## Instructions for the task:
In the records that follow, show each line where the word "title" is present.

## Task inputs:
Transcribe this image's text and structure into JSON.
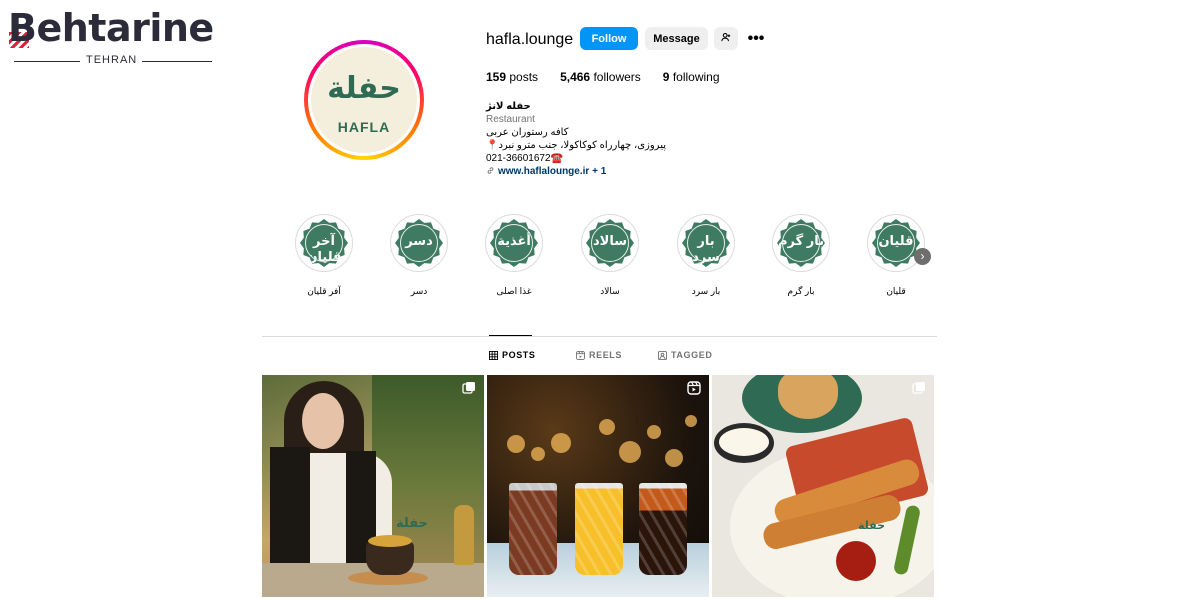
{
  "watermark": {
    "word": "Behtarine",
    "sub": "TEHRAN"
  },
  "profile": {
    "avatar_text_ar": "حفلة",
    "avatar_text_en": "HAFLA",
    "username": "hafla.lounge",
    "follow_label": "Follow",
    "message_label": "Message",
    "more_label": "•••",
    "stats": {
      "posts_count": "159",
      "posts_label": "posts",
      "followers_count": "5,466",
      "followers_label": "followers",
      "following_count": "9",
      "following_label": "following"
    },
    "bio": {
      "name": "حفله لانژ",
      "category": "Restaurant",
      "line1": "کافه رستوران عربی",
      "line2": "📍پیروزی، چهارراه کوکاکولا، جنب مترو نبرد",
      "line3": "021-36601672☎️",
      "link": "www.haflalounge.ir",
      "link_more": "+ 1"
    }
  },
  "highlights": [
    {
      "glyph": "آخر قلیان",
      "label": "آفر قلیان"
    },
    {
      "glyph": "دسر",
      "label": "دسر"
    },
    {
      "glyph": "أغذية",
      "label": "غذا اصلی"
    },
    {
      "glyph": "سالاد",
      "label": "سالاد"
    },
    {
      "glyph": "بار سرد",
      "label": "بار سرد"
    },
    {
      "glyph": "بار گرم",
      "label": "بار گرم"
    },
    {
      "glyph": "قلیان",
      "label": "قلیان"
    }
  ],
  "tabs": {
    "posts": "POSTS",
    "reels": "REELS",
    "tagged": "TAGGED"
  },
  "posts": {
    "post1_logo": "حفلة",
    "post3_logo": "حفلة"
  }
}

* * *

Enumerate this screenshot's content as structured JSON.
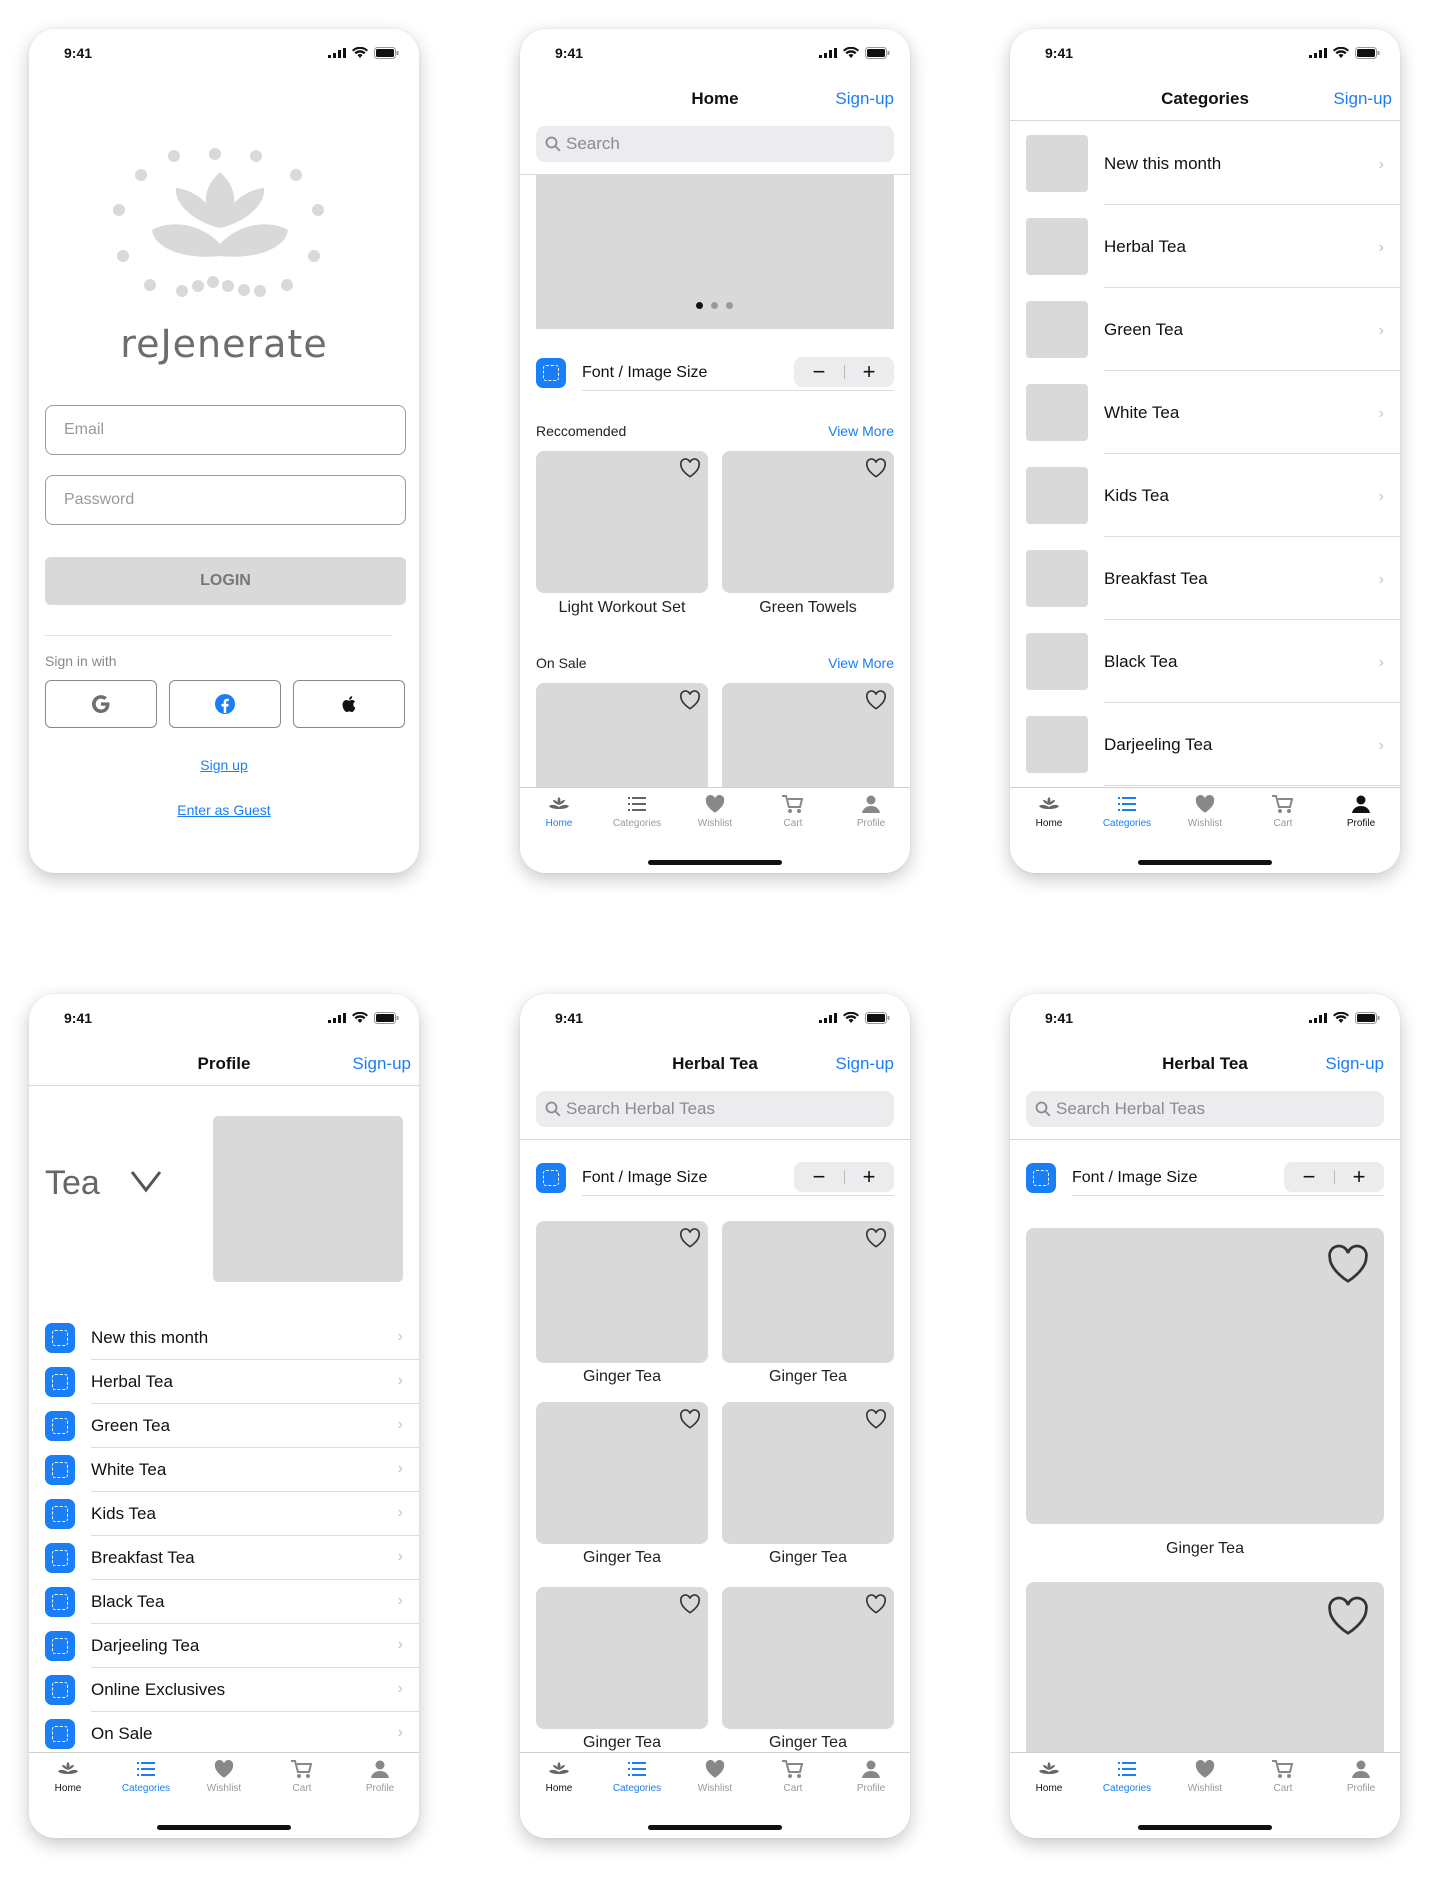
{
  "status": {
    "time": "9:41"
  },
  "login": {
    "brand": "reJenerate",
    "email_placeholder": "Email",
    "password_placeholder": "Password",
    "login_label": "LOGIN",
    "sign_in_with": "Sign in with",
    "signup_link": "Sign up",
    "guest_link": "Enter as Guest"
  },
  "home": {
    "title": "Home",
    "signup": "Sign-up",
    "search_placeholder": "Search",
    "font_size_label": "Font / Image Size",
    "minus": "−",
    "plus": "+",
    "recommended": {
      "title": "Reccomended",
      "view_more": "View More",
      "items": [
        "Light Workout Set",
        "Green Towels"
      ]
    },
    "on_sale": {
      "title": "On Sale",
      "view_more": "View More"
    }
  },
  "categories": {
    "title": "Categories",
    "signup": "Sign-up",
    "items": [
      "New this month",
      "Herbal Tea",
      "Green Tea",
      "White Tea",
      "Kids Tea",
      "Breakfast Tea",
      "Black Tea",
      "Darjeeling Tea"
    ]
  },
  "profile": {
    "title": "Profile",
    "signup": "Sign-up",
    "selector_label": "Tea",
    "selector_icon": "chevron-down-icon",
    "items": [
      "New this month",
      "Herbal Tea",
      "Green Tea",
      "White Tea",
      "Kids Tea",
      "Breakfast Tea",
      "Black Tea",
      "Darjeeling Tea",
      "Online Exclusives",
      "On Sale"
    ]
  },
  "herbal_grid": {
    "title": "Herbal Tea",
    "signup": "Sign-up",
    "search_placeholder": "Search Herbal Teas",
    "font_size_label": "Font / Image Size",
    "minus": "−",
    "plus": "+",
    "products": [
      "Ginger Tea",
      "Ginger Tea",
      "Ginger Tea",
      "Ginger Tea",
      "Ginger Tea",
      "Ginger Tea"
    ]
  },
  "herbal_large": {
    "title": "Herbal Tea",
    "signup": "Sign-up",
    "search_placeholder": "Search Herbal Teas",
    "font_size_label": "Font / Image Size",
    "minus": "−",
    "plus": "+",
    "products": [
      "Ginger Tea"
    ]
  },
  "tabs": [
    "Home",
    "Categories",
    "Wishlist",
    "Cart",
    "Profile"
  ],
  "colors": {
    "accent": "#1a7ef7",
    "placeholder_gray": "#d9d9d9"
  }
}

## Answer to the task:
    "title": "Home",
      "title": "Reccomended",
      "title": "On Sale",
    "title": "Categories",
    "title": "Profile",
    "title": "Herbal Tea",
    "title": "Herbal Tea",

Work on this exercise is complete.